### Excerpted data ###
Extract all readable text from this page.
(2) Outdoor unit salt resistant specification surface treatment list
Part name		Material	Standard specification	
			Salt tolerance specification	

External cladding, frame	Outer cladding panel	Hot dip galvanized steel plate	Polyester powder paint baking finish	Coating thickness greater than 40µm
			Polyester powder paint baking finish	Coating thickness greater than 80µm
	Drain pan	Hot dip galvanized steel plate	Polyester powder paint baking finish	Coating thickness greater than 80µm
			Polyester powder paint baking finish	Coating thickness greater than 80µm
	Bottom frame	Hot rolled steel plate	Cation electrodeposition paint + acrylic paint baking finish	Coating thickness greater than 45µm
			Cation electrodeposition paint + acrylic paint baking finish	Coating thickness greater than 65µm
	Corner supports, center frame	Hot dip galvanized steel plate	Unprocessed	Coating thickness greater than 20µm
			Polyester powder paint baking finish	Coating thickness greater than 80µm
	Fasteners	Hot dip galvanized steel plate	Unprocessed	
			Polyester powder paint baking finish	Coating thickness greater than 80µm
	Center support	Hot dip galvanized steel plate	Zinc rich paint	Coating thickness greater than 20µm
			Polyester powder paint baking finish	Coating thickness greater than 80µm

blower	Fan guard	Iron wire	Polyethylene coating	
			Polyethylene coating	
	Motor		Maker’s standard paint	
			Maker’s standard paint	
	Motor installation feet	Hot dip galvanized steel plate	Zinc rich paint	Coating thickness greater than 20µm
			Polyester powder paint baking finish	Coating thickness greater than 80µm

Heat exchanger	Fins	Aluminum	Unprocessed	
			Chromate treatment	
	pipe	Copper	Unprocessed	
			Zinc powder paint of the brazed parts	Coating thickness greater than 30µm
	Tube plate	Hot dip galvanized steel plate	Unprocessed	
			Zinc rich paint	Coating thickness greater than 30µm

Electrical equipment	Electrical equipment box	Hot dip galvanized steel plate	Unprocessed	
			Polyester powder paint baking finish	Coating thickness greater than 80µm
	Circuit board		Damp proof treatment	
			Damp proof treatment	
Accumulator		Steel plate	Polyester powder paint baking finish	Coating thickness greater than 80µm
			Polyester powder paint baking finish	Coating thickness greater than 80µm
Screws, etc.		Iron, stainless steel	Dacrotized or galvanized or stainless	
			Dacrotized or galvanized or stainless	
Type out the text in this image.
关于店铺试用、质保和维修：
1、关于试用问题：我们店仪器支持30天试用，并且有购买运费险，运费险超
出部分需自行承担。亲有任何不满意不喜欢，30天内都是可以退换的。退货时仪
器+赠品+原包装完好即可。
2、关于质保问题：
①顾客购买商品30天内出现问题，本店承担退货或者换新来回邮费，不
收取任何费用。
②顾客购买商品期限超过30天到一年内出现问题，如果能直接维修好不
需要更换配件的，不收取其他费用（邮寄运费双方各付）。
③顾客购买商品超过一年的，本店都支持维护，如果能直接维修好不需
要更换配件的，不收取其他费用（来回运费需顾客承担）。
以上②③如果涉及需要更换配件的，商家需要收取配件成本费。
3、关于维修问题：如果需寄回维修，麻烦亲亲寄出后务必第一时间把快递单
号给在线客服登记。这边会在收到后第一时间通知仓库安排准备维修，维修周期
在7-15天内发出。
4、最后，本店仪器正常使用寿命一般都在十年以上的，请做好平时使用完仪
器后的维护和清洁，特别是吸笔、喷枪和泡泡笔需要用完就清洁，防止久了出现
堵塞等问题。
###
- Prompt -
The records above must be repeated exactly, every one of them.

- Output for this exercise -
Extract all readable text from this page.
(2) Outdoor unit salt resistant specification surface treatment list
Part name		Material	Standard specification	
			Salt tolerance specification	

External cladding, frame	Outer cladding panel	Hot dip galvanized steel plate	Polyester powder paint baking finish	Coating thickness greater than 40µm
			Polyester powder paint baking finish	Coating thickness greater than 80µm
	Drain pan	Hot dip galvanized steel plate	Polyester powder paint baking finish	Coating thickness greater than 80µm
			Polyester powder paint baking finish	Coating thickness greater than 80µm
	Bottom frame	Hot rolled steel plate	Cation electrodeposition paint + acrylic paint baking finish	Coating thickness greater than 45µm
			Cation electrodeposition paint + acrylic paint baking finish	Coating thickness greater than 65µm
	Corner supports, center frame	Hot dip galvanized steel plate	Unprocessed	Coating thickness greater than 20µm
			Polyester powder paint baking finish	Coating thickness greater than 80µm
	Fasteners	Hot dip galvanized steel plate	Unprocessed	
			Polyester powder paint baking finish	Coating thickness greater than 80µm
	Center support	Hot dip galvanized steel plate	Zinc rich paint	Coating thickness greater than 20µm
			Polyester powder paint baking finish	Coating thickness greater than 80µm

blower	Fan guard	Iron wire	Polyethylene coating	
			Polyethylene coating	
	Motor		Maker’s standard paint	
			Maker’s standard paint	
	Motor installation feet	Hot dip galvanized steel plate	Zinc rich paint	Coating thickness greater than 20µm
			Polyester powder paint baking finish	Coating thickness greater than 80µm

Heat exchanger	Fins	Aluminum	Unprocessed	
			Chromate treatment	
	pipe	Copper	Unprocessed	
			Zinc powder paint of the brazed parts	Coating thickness greater than 30µm
	Tube plate	Hot dip galvanized steel plate	Unprocessed	
			Zinc rich paint	Coating thickness greater than 30µm

Electrical equipment	Electrical equipment box	Hot dip galvanized steel plate	Unprocessed	
			Polyester powder paint baking finish	Coating thickness greater than 80µm
	Circuit board		Damp proof treatment	
			Damp proof treatment	
Accumulator		Steel plate	Polyester powder paint baking finish	Coating thickness greater than 80µm
			Polyester powder paint baking finish	Coating thickness greater than 80µm
Screws, etc.		Iron, stainless steel	Dacrotized or galvanized or stainless	
			Dacrotized or galvanized or stainless	
Type out the text in this image.
关于店铺试用、质保和维修：
1、关于试用问题：我们店仪器支持30天试用，并且有购买运费险，运费险超
出部分需自行承担。亲有任何不满意不喜欢，30天内都是可以退换的。退货时仪
器+赠品+原包装完好即可。
2、关于质保问题：
①顾客购买商品30天内出现问题，本店承担退货或者换新来回邮费，不
收取任何费用。
②顾客购买商品期限超过30天到一年内出现问题，如果能直接维修好不
需要更换配件的，不收取其他费用（邮寄运费双方各付）。
③顾客购买商品超过一年的，本店都支持维护，如果能直接维修好不需
要更换配件的，不收取其他费用（来回运费需顾客承担）。
以上②③如果涉及需要更换配件的，商家需要收取配件成本费。
3、关于维修问题：如果需寄回维修，麻烦亲亲寄出后务必第一时间把快递单
号给在线客服登记。这边会在收到后第一时间通知仓库安排准备维修，维修周期
在7-15天内发出。
4、最后，本店仪器正常使用寿命一般都在十年以上的，请做好平时使用完仪
器后的维护和清洁，特别是吸笔、喷枪和泡泡笔需要用完就清洁，防止久了出现
堵塞等问题。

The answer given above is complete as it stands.